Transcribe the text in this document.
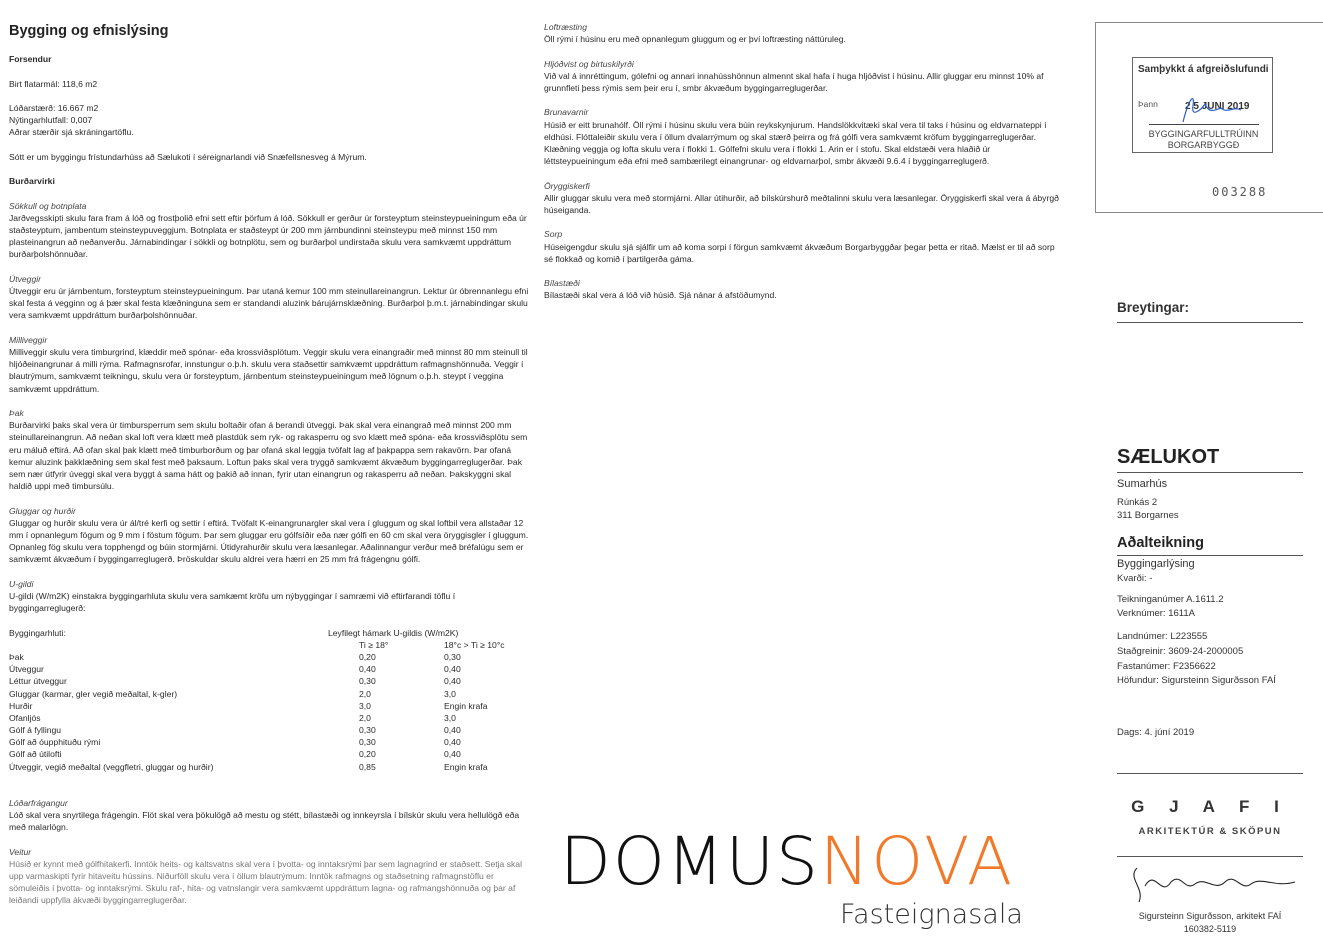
Bygging og efnislýsing
Forsendur
Birt flatarmál: 118,6 m2
Lóðarstærð: 16.667 m2
Nýtingarhlutfall: 0,007
Aðrar stærðir sjá skráningartöflu.
Sótt er um byggingu frístundarhúss að Sælukoti í séreignarlandi við Snæfellsnesveg á Mýrum.
Burðarvirki
Sökkull og botnplata
Jarðvegsskipti skulu fara fram á lóð og frostþolið efni sett eftir þörfum á lóð. Sökkull er gerður úr forsteyptum steinsteypueiningum eða úr staðsteyptum, jambentum steinsteypuveggjum. Botnplata er staðsteypt úr 200 mm járnbundinni steinsteypu með minnst 150 mm plasteinangrun að neðanverðu. Járnabindingar í sökkli og botnplötu, sem og burðarþol undirstaða skulu vera samkvæmt uppdráttum burðarþolshönnuðar.
Útveggir
Útveggir eru úr járnbentum, forsteyptum steinsteypueiningum. Þar utaná kemur 100 mm steinullareinangrun. Lektur úr óbrennanlegu efni skal festa á vegginn og á þær skal festa klæðninguna sem er standandi aluzink bárujárnsklæðning. Burðarþol þ.m.t. járnabindingar skulu vera samkvæmt uppdráttum burðarþolshönnuðar.
Milliveggir
Milliveggir skulu vera timburgrind, klæddir með spónar- eða krossviðsplötum. Veggir skulu vera einangraðir með minnst 80 mm steinull til hljóðeinangrunar á milli rýma. Rafmagnsrofar, innstungur o.þ.h. skulu vera staðsettir samkvæmt uppdráttum rafmagnshönnuða. Veggir í blautrýmum, samkvæmt teikningu, skulu vera úr forsteyptum, járnbentum steinsteypueiningum með lögnum o.þ.h. steypt í veggina samkvæmt uppdráttum.
Þak
Burðarvirki þaks skal vera úr timbursperrum sem skulu boltaðir ofan á berandi útveggi. Þak skal vera einangrað með minnst 200 mm steinullareinangrun. Að neðan skal loft vera klætt með plastdúk sem ryk- og rakasperru og svo klætt með spóna- eða krossviðsplötu sem eru máluð eftirá. Að ofan skal þak klætt með timburborðum og þar ofaná skal leggja tvöfalt lag af þakpappa sem rakavörn. Þar ofaná kemur aluzink þakklæðning sem skal fest með þaksaum. Loftun þaks skal vera tryggð samkvæmt ákvæðum byggingarreglugerðar. Þak sem nær útfyrir úveggi skal vera byggt á sama hátt og þakið að innan, fyrir utan einangrun og rakasperru að neðan. Þakskyggni skal haldið uppi með timbursúlu.
Gluggar og hurðir
Gluggar og hurðir skulu vera úr ál/tré kerfi og settir í eftirá. Tvöfalt K-einangrunargler skal vera í gluggum og skal loftbil vera allstaðar 12 mm í opnanlegum fögum og 9 mm í föstum fögum. Þar sem gluggar eru gólfsíðir eða nær gólfi en 60 cm skal vera öryggisgler í gluggum. Opnanleg fög skulu vera topphengd og búin stormjárni. Útidyrahurðir skulu vera læsanlegar. Aðalinnangur verður með bréfalúgu sem er samkvæmt ákvæðum í byggingarreglugerð. Þröskuldar skulu aldrei vera hærri en 25 mm frá frágengnu gólfi.
U-gildi
U-gildi (W/m2K) einstakra byggingarhluta skulu vera samkæmt kröfu um nýbyggingar í samræmi við eftirfarandi töflu í byggingarreglugerð:
Byggingarhluti:	Leyfilegt hámark U-gildis (W/m2K)
Ti ≥ 18°	18°c > Ti ≥ 10°c
Þak	0,20	0,30
Útveggur	0,40	0,40
Léttur útveggur	0,30	0,40
Gluggar (karmar, gler vegið meðaltal, k-gler)	2,0	3,0
Hurðir	3,0	Engin krafa
Ofanljós	2,0	3,0
Gólf á fyllingu	0,30	0,40
Gólf að óupphituðu rými	0,30	0,40
Gólf að útilofti	0,20	0,40
Útveggir, vegið meðaltal (veggfletri, gluggar og hurðir)	0,85	Engin krafa
Lóðarfrágangur
Lóð skal vera snyrtilega frágengin. Flöt skal vera þökulögð að mestu og stétt, bílastæði og innkeyrsla í bílskúr skulu vera hellulögð eða með malarlögn.
Veitur
Húsið er kynnt með gólfhitakerfi. Inntök heits- og kaltsvatns skal vera í þvotta- og inntaksrými þar sem lagnagrind er staðsett. Setja skal upp varmaskipti fyrir hitaveitu hússins. Niðurföll skulu vera í öllum blautrýmum. Inntök rafmagns og staðsetning rafmagnstöflu er sömuleiðis í þvotta- og inntaksrými. Skulu raf-, hita- og vatnslangir vera samkvæmt uppdráttum lagna- og rafmangshönnuða og þar af leiðandi uppfylla ákvæði byggingarreglugerðar.
Loftræsting
Öll rými í húsinu eru með opnanlegum gluggum og er því loftræsting náttúruleg.
Hljóðvist og birtuskilyrði
Við val á innréttingum, gólefni og annari innahússhönnun almennt skal hafa í huga hljóðvist í húsinu. Allir gluggar eru minnst 10% af grunnfleti þess rýmis sem þeir eru í, smbr ákvæðum byggingarreglugerðar.
Brunavarnir
Húsið er eitt brunahólf. Öll rými í húsinu skulu vera búin reykskynjurum. Handslökkvitæki skal vera til taks í húsinu og eldvarnateppi í eldhúsi. Flóttaleiðir skulu vera í öllum dvalarrýmum og skal stærð þeirra og frá gólfi vera samkvæmt kröfum byggingarreglugerðar.
Klæðning veggja og lofta skulu vera í flokki 1. Gólfefni skulu vera í flokki 1. Arin er í stofu. Skal eldstæði vera hlaðið úr léttsteypueiningum eða efni með sambærilegt einangrunar- og eldvarnarþol, smbr ákvæði 9.6.4 í byggingarreglugerð.
Öryggiskerfi
Allir gluggar skulu vera með stormjárni. Allar útihurðir, að bílskúrshurð meðtalinni skulu vera læsanlegar. Öryggiskerfi skal vera á ábyrgð húseiganda.
Sorp
Húseigengdur skulu sjá sjálfir um að koma sorpi í förgun samkvæmt ákvæðum Borgarbyggðar þegar þetta er ritað. Mælst er til að sorp sé flokkað og komið í þartilgerða gáma.
Bílastæði
Bílastæði skal vera á lóð við húsið. Sjá nánar á afstöðumynd.
Samþykkt á afgreiðslufundi
Þann	2 5 JUNI 2019
BYGGINGARFULLTRÚINN
BORGARBYGGÐ
003288
Breytingar:
SÆLUKOT
Sumarhús
Rúnkás 2
311 Borgarnes
Aðalteikning
Byggingarlýsing
Kvarði: -
Teikninganúmer A.1611.2
Verknúmer: 1611A
Landnúmer: L223555
Staðgreinir: 3609-24-2000005
Fastanúmer: F2356622
Höfundur: Sigursteinn Sigurðsson FAÍ
Dags: 4. júní 2019
G J A F I
ARKITEKTÚR & SKÖPUN
Sigursteinn Sigurðsson, arkitekt FAÍ
160382-5119
DOMUSNOVA
Fasteignasala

════════════════════

WHAT YOU WILL DO:
Extract from the data every line where "smbr" shows up.

RESPONSE TO THE EXERCISE:
Við val á innréttingum, gólefni og annari innahússhönnun almennt skal hafa í huga hljóðvist í húsinu. Allir gluggar eru minnst 10% af grunnfleti þess rýmis sem þeir eru í, smbr ákvæðum byggingarreglugerðar.
Klæðning veggja og lofta skulu vera í flokki 1. Gólfefni skulu vera í flokki 1. Arin er í stofu. Skal eldstæði vera hlaðið úr léttsteypueiningum eða efni með sambærilegt einangrunar- og eldvarnarþol, smbr ákvæði 9.6.4 í byggingarreglugerð.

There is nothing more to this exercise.